━━━━━ Material for this exercise ━━━━━

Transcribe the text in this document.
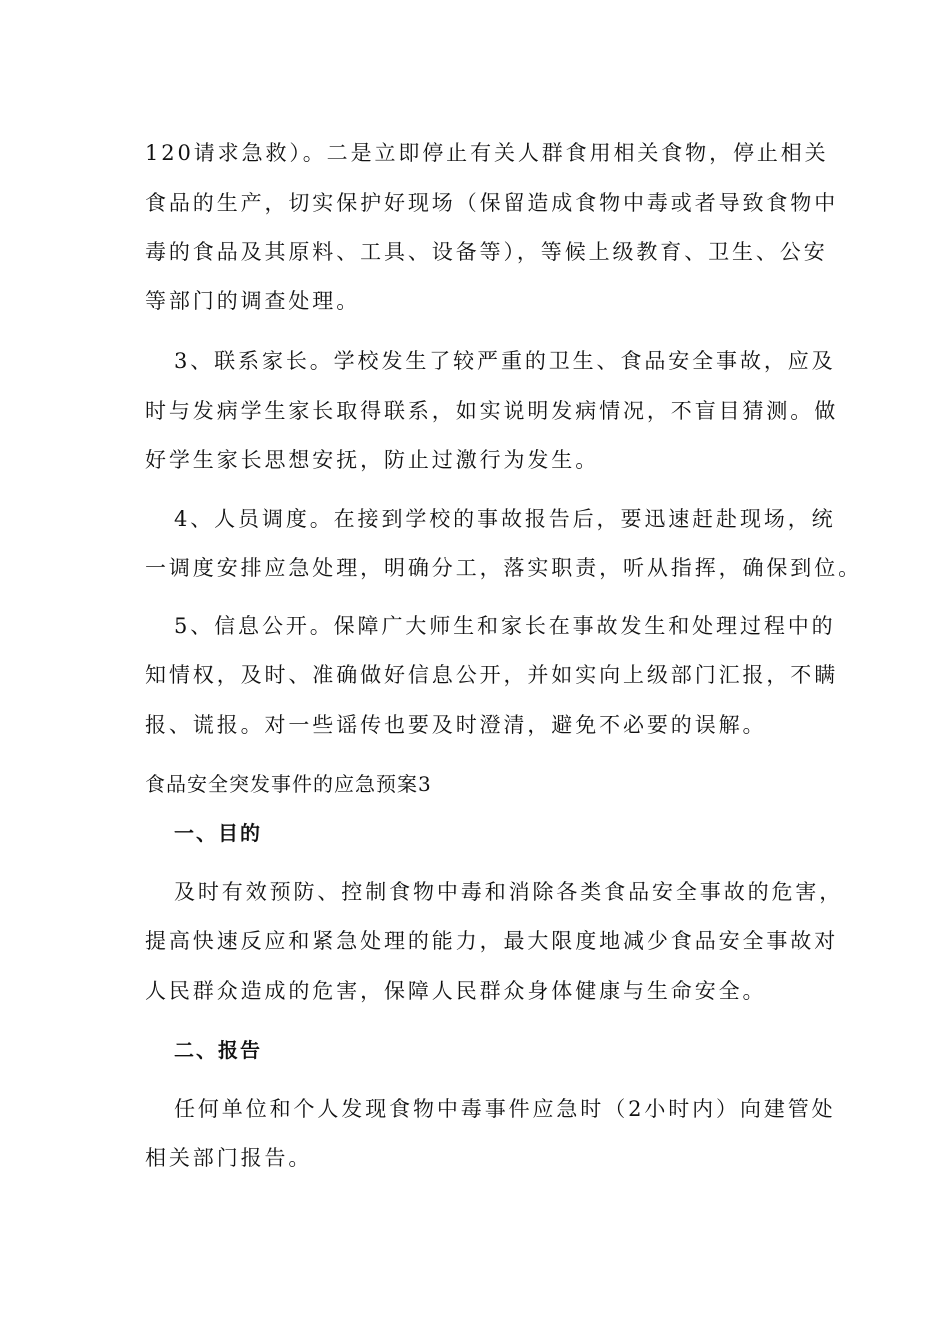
120请求急救）。二是立即停止有关人群食用相关食物，停止相关
食品的生产，切实保护好现场（保留造成食物中毒或者导致食物中
毒的食品及其原料、工具、设备等），等候上级教育、卫生、公安
等部门的调查处理。
3、联系家长。学校发生了较严重的卫生、食品安全事故，应及
时与发病学生家长取得联系，如实说明发病情况，不盲目猜测。做
好学生家长思想安抚，防止过激行为发生。
4、人员调度。在接到学校的事故报告后，要迅速赶赴现场，统
一调度安排应急处理，明确分工，落实职责，听从指挥，确保到位。
5、信息公开。保障广大师生和家长在事故发生和处理过程中的
知情权，及时、准确做好信息公开，并如实向上级部门汇报，不瞒
报、谎报。对一些谣传也要及时澄清，避免不必要的误解。
食品安全突发事件的应急预案3
一、目的
及时有效预防、控制食物中毒和消除各类食品安全事故的危害，
提高快速反应和紧急处理的能力，最大限度地减少食品安全事故对
人民群众造成的危害，保障人民群众身体健康与生命安全。
二、报告
任何单位和个人发现食物中毒事件应急时（2小时内）向建管处
相关部门报告。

━━━━━

### Directions
Repeat each record exactly, with the pictures left out.

### Answer to this problem
Transcribe the text in this document.
120请求急救）。二是立即停止有关人群食用相关食物，停止相关
食品的生产，切实保护好现场（保留造成食物中毒或者导致食物中
毒的食品及其原料、工具、设备等），等候上级教育、卫生、公安
等部门的调查处理。
3、联系家长。学校发生了较严重的卫生、食品安全事故，应及
时与发病学生家长取得联系，如实说明发病情况，不盲目猜测。做
好学生家长思想安抚，防止过激行为发生。
4、人员调度。在接到学校的事故报告后，要迅速赶赴现场，统
一调度安排应急处理，明确分工，落实职责，听从指挥，确保到位。
5、信息公开。保障广大师生和家长在事故发生和处理过程中的
知情权，及时、准确做好信息公开，并如实向上级部门汇报，不瞒
报、谎报。对一些谣传也要及时澄清，避免不必要的误解。
食品安全突发事件的应急预案3
一、目的
及时有效预防、控制食物中毒和消除各类食品安全事故的危害，
提高快速反应和紧急处理的能力，最大限度地减少食品安全事故对
人民群众造成的危害，保障人民群众身体健康与生命安全。
二、报告
任何单位和个人发现食物中毒事件应急时（2小时内）向建管处
相关部门报告。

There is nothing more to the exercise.